**Problem to work on**
Output every record word for word.

Figure record extracts
## Start
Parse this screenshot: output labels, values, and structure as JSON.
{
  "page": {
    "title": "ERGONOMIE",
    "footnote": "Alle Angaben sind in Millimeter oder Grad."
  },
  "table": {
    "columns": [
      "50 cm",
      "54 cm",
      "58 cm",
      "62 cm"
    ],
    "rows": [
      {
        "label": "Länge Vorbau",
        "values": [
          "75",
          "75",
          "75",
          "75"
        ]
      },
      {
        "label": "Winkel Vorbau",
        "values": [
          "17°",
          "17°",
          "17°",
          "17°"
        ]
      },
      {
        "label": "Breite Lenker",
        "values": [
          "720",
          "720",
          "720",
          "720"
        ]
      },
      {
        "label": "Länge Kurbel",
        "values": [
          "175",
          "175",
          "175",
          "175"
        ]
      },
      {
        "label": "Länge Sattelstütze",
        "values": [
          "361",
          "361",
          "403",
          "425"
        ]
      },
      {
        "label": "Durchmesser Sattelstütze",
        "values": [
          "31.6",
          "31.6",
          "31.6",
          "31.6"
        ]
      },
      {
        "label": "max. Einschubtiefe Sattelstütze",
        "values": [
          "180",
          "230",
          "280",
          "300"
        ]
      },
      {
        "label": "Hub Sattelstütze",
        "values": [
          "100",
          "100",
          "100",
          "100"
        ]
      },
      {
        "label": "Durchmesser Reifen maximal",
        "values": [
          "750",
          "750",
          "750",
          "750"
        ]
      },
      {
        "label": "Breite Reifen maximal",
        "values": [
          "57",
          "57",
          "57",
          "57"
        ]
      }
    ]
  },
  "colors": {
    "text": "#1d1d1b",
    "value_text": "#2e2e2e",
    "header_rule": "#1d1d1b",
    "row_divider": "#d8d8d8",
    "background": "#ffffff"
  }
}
## End
**Exercise result**
Parse this screenshot: output labels, values, and structure as JSON.
{
  "page": {
    "title": "ERGONOMIE",
    "footnote": "Alle Angaben sind in Millimeter oder Grad."
  },
  "table": {
    "columns": [
      "50 cm",
      "54 cm",
      "58 cm",
      "62 cm"
    ],
    "rows": [
      {
        "label": "Länge Vorbau",
        "values": [
          "75",
          "75",
          "75",
          "75"
        ]
      },
      {
        "label": "Winkel Vorbau",
        "values": [
          "17°",
          "17°",
          "17°",
          "17°"
        ]
      },
      {
        "label": "Breite Lenker",
        "values": [
          "720",
          "720",
          "720",
          "720"
        ]
      },
      {
        "label": "Länge Kurbel",
        "values": [
          "175",
          "175",
          "175",
          "175"
        ]
      },
      {
        "label": "Länge Sattelstütze",
        "values": [
          "361",
          "361",
          "403",
          "425"
        ]
      },
      {
        "label": "Durchmesser Sattelstütze",
        "values": [
          "31.6",
          "31.6",
          "31.6",
          "31.6"
        ]
      },
      {
        "label": "max. Einschubtiefe Sattelstütze",
        "values": [
          "180",
          "230",
          "280",
          "300"
        ]
      },
      {
        "label": "Hub Sattelstütze",
        "values": [
          "100",
          "100",
          "100",
          "100"
        ]
      },
      {
        "label": "Durchmesser Reifen maximal",
        "values": [
          "750",
          "750",
          "750",
          "750"
        ]
      },
      {
        "label": "Breite Reifen maximal",
        "values": [
          "57",
          "57",
          "57",
          "57"
        ]
      }
    ]
  },
  "colors": {
    "text": "#1d1d1b",
    "value_text": "#2e2e2e",
    "header_rule": "#1d1d1b",
    "row_divider": "#d8d8d8",
    "background": "#ffffff"
  }
}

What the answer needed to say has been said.